■ **Task objective**
Set down all of the data that follows word for word, without the images.
□ □ □ □
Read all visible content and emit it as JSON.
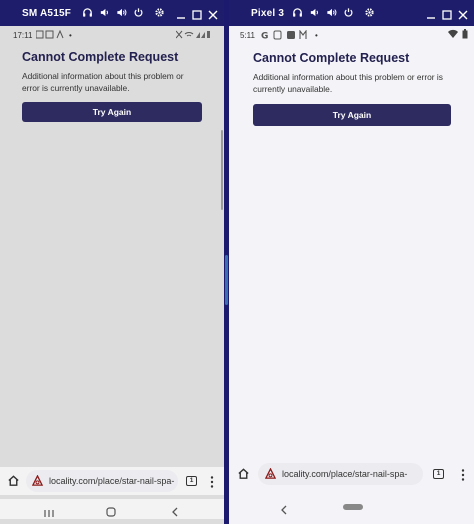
{
  "left_device": {
    "window_title": "SM A515F",
    "status": {
      "time": "17:11",
      "dot": "•"
    },
    "page": {
      "heading": "Cannot Complete Request",
      "description": "Additional information about this problem or error is currently unavailable.",
      "button_label": "Try Again"
    },
    "browser": {
      "url": "locality.com/place/star-nail-spa-",
      "tab_count": "1"
    }
  },
  "right_device": {
    "window_title": "Pixel 3",
    "status": {
      "time": "5:11",
      "dot": "•"
    },
    "page": {
      "heading": "Cannot Complete Request",
      "description": "Additional information about this problem or error is currently unavailable.",
      "button_label": "Try Again"
    },
    "browser": {
      "url": "locality.com/place/star-nail-spa-",
      "tab_count": "1"
    }
  },
  "colors": {
    "titlebar": "#1e1d6b",
    "button": "#2d2b5f",
    "heading": "#23214f",
    "left_bg": "#dcdcdc",
    "right_bg": "#f4f4f8"
  },
  "icons": [
    "headphones-icon",
    "volume-down-icon",
    "volume-up-icon",
    "power-icon",
    "gear-icon",
    "minimize-icon",
    "maximize-icon",
    "close-icon",
    "home-icon",
    "tabs-icon",
    "menu-icon",
    "back-icon",
    "wifi-icon",
    "battery-icon"
  ]
}
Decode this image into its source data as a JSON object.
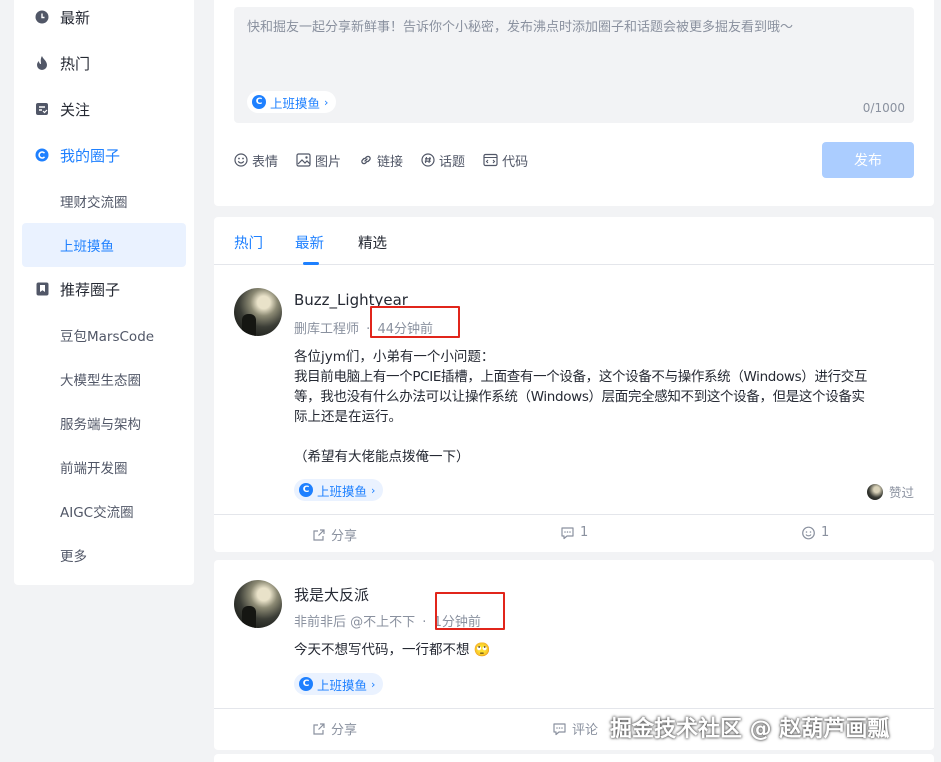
{
  "sidebar": {
    "items": [
      {
        "label": "最新",
        "icon": "clock-icon"
      },
      {
        "label": "热门",
        "icon": "flame-icon"
      },
      {
        "label": "关注",
        "icon": "follow-icon"
      },
      {
        "label": "我的圈子",
        "icon": "circle-logo-icon"
      }
    ],
    "my_circles": [
      {
        "label": "理财交流圈"
      },
      {
        "label": "上班摸鱼"
      }
    ],
    "recommend_title": "推荐圈子",
    "recommend_icon": "bookmark-icon",
    "recommended": [
      {
        "label": "豆包MarsCode"
      },
      {
        "label": "大模型生态圈"
      },
      {
        "label": "服务端与架构"
      },
      {
        "label": "前端开发圈"
      },
      {
        "label": "AIGC交流圈"
      },
      {
        "label": "更多"
      }
    ]
  },
  "composer": {
    "placeholder": "快和掘友一起分享新鲜事！告诉你个小秘密，发布沸点时添加圈子和话题会被更多掘友看到哦～",
    "circle_chip": "上班摸鱼",
    "counter": "0/1000",
    "tools": [
      {
        "label": "表情",
        "icon": "emoji-icon"
      },
      {
        "label": "图片",
        "icon": "image-icon"
      },
      {
        "label": "链接",
        "icon": "link-icon"
      },
      {
        "label": "话题",
        "icon": "hashtag-icon"
      },
      {
        "label": "代码",
        "icon": "code-icon"
      }
    ],
    "publish_label": "发布"
  },
  "feed": {
    "tabs": [
      {
        "label": "热门"
      },
      {
        "label": "最新"
      },
      {
        "label": "精选"
      }
    ],
    "active_tab": "最新",
    "posts": [
      {
        "author": "Buzz_Lightyear",
        "title_role": "删库工程师",
        "time": "44分钟前",
        "content_lines": [
          "各位jym们，小弟有一个小问题：",
          "我目前电脑上有一个PCIE插槽，上面查有一个设备，这个设备不与操作系统（Windows）进行交互",
          "等，我也没有什么办法可以让操作系统（Windows）层面完全感知不到这个设备，但是这个设备实",
          "际上还是在运行。",
          "",
          "（希望有大佬能点拨俺一下）"
        ],
        "circle": "上班摸鱼",
        "liked_label": "赞过",
        "share_label": "分享",
        "comment_count": "1",
        "like_count": "1"
      },
      {
        "author": "我是大反派",
        "title_role": "非前非后 @不上不下",
        "time": "1分钟前",
        "content": "今天不想写代码，一行都不想",
        "emoji": "🙄",
        "circle": "上班摸鱼",
        "share_label": "分享",
        "comment_label": "评论"
      }
    ]
  },
  "watermark": "掘金技术社区 @ 赵葫芦画瓢",
  "colors": {
    "brand": "#1e80ff",
    "publish_disabled": "#abcdff",
    "highlight_box": "#e1251b",
    "background": "#f2f3f5"
  }
}
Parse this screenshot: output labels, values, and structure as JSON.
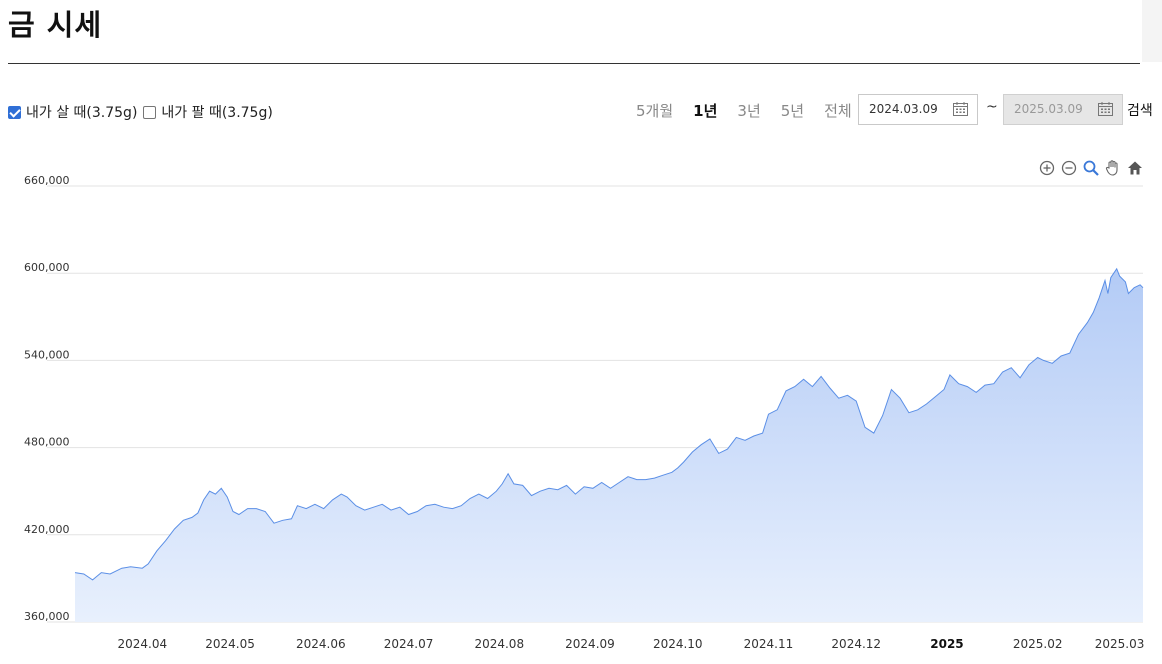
□ □ □ □
■ **Task answer**
Read all visible content and emit it as JSON.
{
  "left_device": {
    "window_title": "SM A515F",
    "status": {
      "time": "17:11",
      "dot": "•"
    },
    "page": {
      "heading": "Cannot Complete Request",
      "description": "Additional information about this problem or error is currently unavailable.",
      "button_label": "Try Again"
    },
    "browser": {
      "url": "locality.com/place/star-nail-spa-",
      "tab_count": "1"
    }
  },
  "right_device": {
    "window_title": "Pixel 3",
    "status": {
      "time": "5:11",
      "dot": "•"
    },
    "page": {
      "heading": "Cannot Complete Request",
      "description": "Additional information about this problem or error is currently unavailable.",
      "button_label": "Try Again"
    },
    "browser": {
      "url": "locality.com/place/star-nail-spa-",
      "tab_count": "1"
    }
  },
  "colors": {
    "titlebar": "#1e1d6b",
    "button": "#2d2b5f",
    "heading": "#23214f",
    "left_bg": "#dcdcdc",
    "right_bg": "#f4f4f8"
  },
  "icons": [
    "headphones-icon",
    "volume-down-icon",
    "volume-up-icon",
    "power-icon",
    "gear-icon",
    "minimize-icon",
    "maximize-icon",
    "close-icon",
    "home-icon",
    "tabs-icon",
    "menu-icon",
    "back-icon",
    "wifi-icon",
    "battery-icon"
  ]
}
Decode this image into its source data as a JSON object.
{
  "sidebar": {
    "items": [
      {
        "label": "最新",
        "icon": "clock-icon"
      },
      {
        "label": "热门",
        "icon": "flame-icon"
      },
      {
        "label": "关注",
        "icon": "follow-icon"
      },
      {
        "label": "我的圈子",
        "icon": "circle-logo-icon"
      }
    ],
    "my_circles": [
      {
        "label": "理财交流圈"
      },
      {
        "label": "上班摸鱼"
      }
    ],
    "recommend_title": "推荐圈子",
    "recommend_icon": "bookmark-icon",
    "recommended": [
      {
        "label": "豆包MarsCode"
      },
      {
        "label": "大模型生态圈"
      },
      {
        "label": "服务端与架构"
      },
      {
        "label": "前端开发圈"
      },
      {
        "label": "AIGC交流圈"
      },
      {
        "label": "更多"
      }
    ]
  },
  "composer": {
    "placeholder": "快和掘友一起分享新鲜事！告诉你个小秘密，发布沸点时添加圈子和话题会被更多掘友看到哦～",
    "circle_chip": "上班摸鱼",
    "counter": "0/1000",
    "tools": [
      {
        "label": "表情",
        "icon": "emoji-icon"
      },
      {
        "label": "图片",
        "icon": "image-icon"
      },
      {
        "label": "链接",
        "icon": "link-icon"
      },
      {
        "label": "话题",
        "icon": "hashtag-icon"
      },
      {
        "label": "代码",
        "icon": "code-icon"
      }
    ],
    "publish_label": "发布"
  },
  "feed": {
    "tabs": [
      {
        "label": "热门"
      },
      {
        "label": "最新"
      },
      {
        "label": "精选"
      }
    ],
    "active_tab": "最新",
    "posts": [
      {
        "author": "Buzz_Lightyear",
        "title_role": "删库工程师",
        "time": "44分钟前",
        "content_lines": [
          "各位jym们，小弟有一个小问题：",
          "我目前电脑上有一个PCIE插槽，上面查有一个设备，这个设备不与操作系统（Windows）进行交互",
          "等，我也没有什么办法可以让操作系统（Windows）层面完全感知不到这个设备，但是这个设备实",
          "际上还是在运行。",
          "",
          "（希望有大佬能点拨俺一下）"
        ],
        "circle": "上班摸鱼",
        "liked_label": "赞过",
        "share_label": "分享",
        "comment_count": "1",
        "like_count": "1"
      },
      {
        "author": "我是大反派",
        "title_role": "非前非后 @不上不下",
        "time": "1分钟前",
        "content": "今天不想写代码，一行都不想",
        "emoji": "🙄",
        "circle": "上班摸鱼",
        "share_label": "分享",
        "comment_label": "评论"
      }
    ]
  },
  "watermark": "掘金技术社区 @ 赵葫芦画瓢",
  "colors": {
    "brand": "#1e80ff",
    "publish_disabled": "#abcdff",
    "highlight_box": "#e1251b",
    "background": "#f2f3f5"
  }
}
Parse this screenshot: output labels, values, and structure as JSON.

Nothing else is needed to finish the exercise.